◆ Exercise description: Every line of the listing must be reproduced as it stands. Leave the images behind.

◆ Supplied records:
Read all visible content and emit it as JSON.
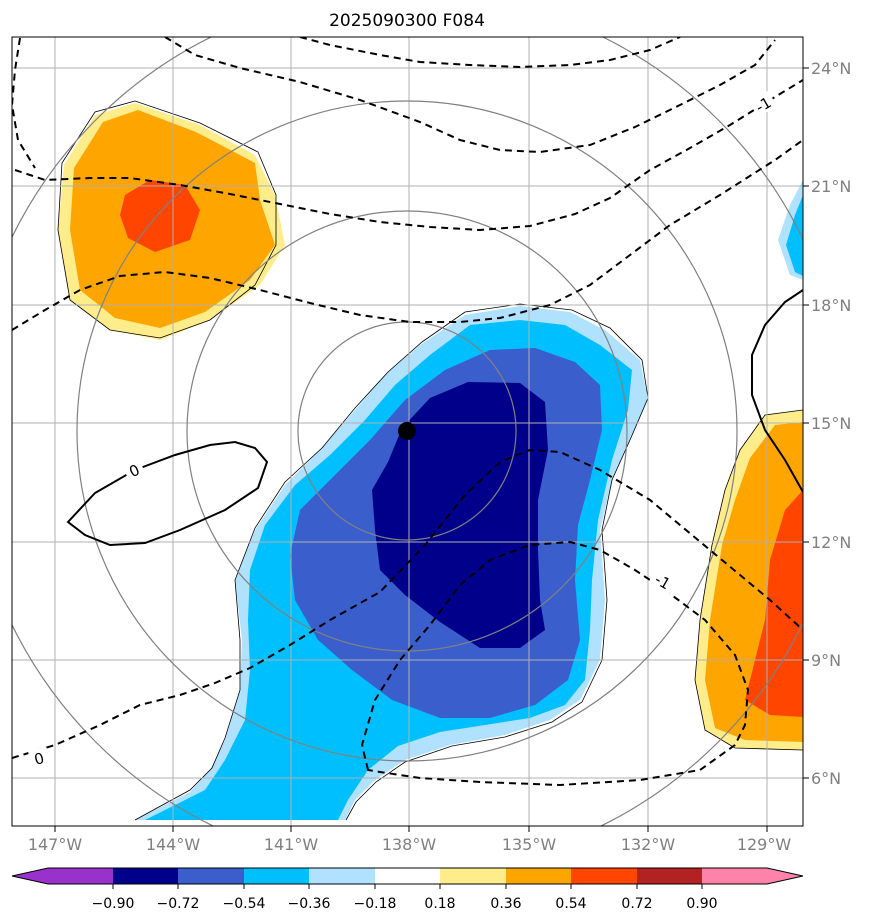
{
  "title": "2025090300 F084",
  "lon_ticks": [
    "147°W",
    "144°W",
    "141°W",
    "138°W",
    "135°W",
    "132°W",
    "129°W"
  ],
  "lat_ticks": [
    "24°N",
    "21°N",
    "18°N",
    "15°N",
    "12°N",
    "9°N",
    "6°N"
  ],
  "contour_labels": {
    "c0_solid": "0",
    "c1_upper": "-1",
    "c1_lower": "-1",
    "c0_dashed": "0"
  },
  "colorbar": {
    "labels": [
      "−0.90",
      "−0.72",
      "−0.54",
      "−0.36",
      "−0.18",
      "0.18",
      "0.36",
      "0.54",
      "0.72",
      "0.90"
    ],
    "colors": [
      "#9932cc",
      "#00008b",
      "#3a5fcd",
      "#00bfff",
      "#b0e2ff",
      "#ffffff",
      "#ffec8b",
      "#ffa500",
      "#ff4500",
      "#b22222",
      "#ff82ab"
    ]
  },
  "fill_colors": {
    "dark_blue": "#00008b",
    "mid_blue": "#3a5fcd",
    "light_blue": "#00bfff",
    "pale_blue": "#b0e2ff",
    "yellow": "#ffec8b",
    "orange": "#ffa500",
    "red_orange": "#ff4500"
  },
  "center_marker": {
    "lon": "138°W",
    "lat": "14.8°N"
  }
}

◆ Task response:
Read all visible content and emit it as JSON.
{
  "title": "2025090300 F084",
  "lon_ticks": [
    "147°W",
    "144°W",
    "141°W",
    "138°W",
    "135°W",
    "132°W",
    "129°W"
  ],
  "lat_ticks": [
    "24°N",
    "21°N",
    "18°N",
    "15°N",
    "12°N",
    "9°N",
    "6°N"
  ],
  "contour_labels": {
    "c0_solid": "0",
    "c1_upper": "-1",
    "c1_lower": "-1",
    "c0_dashed": "0"
  },
  "colorbar": {
    "labels": [
      "−0.90",
      "−0.72",
      "−0.54",
      "−0.36",
      "−0.18",
      "0.18",
      "0.36",
      "0.54",
      "0.72",
      "0.90"
    ],
    "colors": [
      "#9932cc",
      "#00008b",
      "#3a5fcd",
      "#00bfff",
      "#b0e2ff",
      "#ffffff",
      "#ffec8b",
      "#ffa500",
      "#ff4500",
      "#b22222",
      "#ff82ab"
    ]
  },
  "fill_colors": {
    "dark_blue": "#00008b",
    "mid_blue": "#3a5fcd",
    "light_blue": "#00bfff",
    "pale_blue": "#b0e2ff",
    "yellow": "#ffec8b",
    "orange": "#ffa500",
    "red_orange": "#ff4500"
  },
  "center_marker": {
    "lon": "138°W",
    "lat": "14.8°N"
  }
}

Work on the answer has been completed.